== Source extract ==
- Opening Delimiter -

I'm a math teacher, and on Friday, I'm starting a 6 day project with my STEM Algebra 2 class on FIRE, using what we've learned about exponentials and statistical analysis to create retirement projections. 

For day 1, I to do their own analysis and determine the growth rate of Stocks, Bonds, Housing, and Gold, using historical data. 

I have data for everything...except BONDS.  Can anyone help by giving  me a link to a website that shows year vs bond price of some total bond index?  I feel like it shouldn't be hard to find, but I can't find it.  For example, Vanguard Total Bond...what price was it selling for on January 1 for the past 20 years?  Or something like that. 

I'll keep looking, but any help would be appreciated. 

Here's the Project Daily Plan, for those interested:
Day 1: Compare a few asset Classes....Stocks, Bonds, Housing, Gold.

- Closing Delimiter -

== Given information ==
- Opening Delimiter -

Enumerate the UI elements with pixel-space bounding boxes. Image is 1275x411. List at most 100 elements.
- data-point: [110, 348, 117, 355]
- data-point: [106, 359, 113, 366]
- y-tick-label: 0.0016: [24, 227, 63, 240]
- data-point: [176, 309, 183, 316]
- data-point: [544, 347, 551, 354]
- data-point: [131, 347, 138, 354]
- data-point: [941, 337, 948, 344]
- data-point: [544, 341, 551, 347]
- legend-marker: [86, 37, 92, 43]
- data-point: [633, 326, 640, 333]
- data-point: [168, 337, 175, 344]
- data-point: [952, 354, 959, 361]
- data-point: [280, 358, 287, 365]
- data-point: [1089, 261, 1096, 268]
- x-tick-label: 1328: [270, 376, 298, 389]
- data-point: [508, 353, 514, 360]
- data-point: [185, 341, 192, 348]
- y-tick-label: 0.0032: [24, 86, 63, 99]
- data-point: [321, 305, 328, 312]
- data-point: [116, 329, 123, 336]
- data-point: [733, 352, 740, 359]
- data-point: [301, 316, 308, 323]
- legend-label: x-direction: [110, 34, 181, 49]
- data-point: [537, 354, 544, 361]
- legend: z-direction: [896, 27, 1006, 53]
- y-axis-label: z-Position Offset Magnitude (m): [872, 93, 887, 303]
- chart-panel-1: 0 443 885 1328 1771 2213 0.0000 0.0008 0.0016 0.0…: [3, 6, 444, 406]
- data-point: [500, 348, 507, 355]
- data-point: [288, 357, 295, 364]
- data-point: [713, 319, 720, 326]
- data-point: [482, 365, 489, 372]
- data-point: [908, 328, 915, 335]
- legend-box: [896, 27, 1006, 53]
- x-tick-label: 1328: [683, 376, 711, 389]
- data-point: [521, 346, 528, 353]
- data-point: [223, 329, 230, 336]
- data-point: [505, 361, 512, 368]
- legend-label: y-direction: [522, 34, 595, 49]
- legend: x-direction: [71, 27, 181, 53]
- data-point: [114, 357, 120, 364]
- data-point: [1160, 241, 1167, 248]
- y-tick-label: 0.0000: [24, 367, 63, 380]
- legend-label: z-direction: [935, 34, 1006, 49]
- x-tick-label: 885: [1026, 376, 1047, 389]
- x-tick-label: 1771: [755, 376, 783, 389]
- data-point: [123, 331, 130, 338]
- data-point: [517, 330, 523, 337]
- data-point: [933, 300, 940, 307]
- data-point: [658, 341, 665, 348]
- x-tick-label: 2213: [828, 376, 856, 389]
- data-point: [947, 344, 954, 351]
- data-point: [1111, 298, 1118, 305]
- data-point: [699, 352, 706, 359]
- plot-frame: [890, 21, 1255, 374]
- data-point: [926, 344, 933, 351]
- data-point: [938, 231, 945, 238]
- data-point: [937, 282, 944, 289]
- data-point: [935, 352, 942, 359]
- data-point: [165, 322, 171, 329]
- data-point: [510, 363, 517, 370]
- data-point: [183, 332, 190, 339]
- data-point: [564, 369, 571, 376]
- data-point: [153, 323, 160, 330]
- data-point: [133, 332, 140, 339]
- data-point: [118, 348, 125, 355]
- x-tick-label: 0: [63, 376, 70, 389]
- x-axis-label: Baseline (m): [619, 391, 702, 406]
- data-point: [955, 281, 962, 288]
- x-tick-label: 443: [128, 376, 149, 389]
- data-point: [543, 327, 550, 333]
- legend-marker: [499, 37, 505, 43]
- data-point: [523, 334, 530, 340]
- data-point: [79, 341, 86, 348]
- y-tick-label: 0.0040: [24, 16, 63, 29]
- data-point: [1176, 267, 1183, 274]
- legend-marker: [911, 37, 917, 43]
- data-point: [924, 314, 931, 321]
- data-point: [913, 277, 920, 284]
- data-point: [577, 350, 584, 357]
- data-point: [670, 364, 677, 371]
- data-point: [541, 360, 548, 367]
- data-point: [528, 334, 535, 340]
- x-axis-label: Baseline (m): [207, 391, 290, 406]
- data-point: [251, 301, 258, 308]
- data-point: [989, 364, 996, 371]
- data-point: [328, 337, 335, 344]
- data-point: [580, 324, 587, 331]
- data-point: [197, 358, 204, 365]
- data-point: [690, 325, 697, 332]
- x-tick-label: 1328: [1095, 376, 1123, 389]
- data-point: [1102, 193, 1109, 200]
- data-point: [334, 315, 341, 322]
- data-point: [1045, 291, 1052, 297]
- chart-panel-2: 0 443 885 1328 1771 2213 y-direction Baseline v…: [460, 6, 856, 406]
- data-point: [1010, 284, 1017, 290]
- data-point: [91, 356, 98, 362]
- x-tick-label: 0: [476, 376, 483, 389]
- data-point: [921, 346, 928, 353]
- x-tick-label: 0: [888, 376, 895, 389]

- Closing Delimiter -

== Brief ==
Quote the math teacher's post word for word, starting at the words "For day 1, I" and ending after "would be appreciated.". None of the items is needed for the work on this page.

== Response to the exercise ==
For day 1, I to do their own analysis and determine the growth rate of Stocks, Bonds, Housing, and Gold, using historical data. 

I have data for everything...except BONDS.  Can anyone help by giving  me a link to a website that shows year vs bond price of some total bond index?  I feel like it shouldn't be hard to find, but I can't find it.  For example, Vanguard Total Bond...what price was it selling for on January 1 for the past 20 years?  Or something like that. 

I'll keep looking, but any help would be appreciated.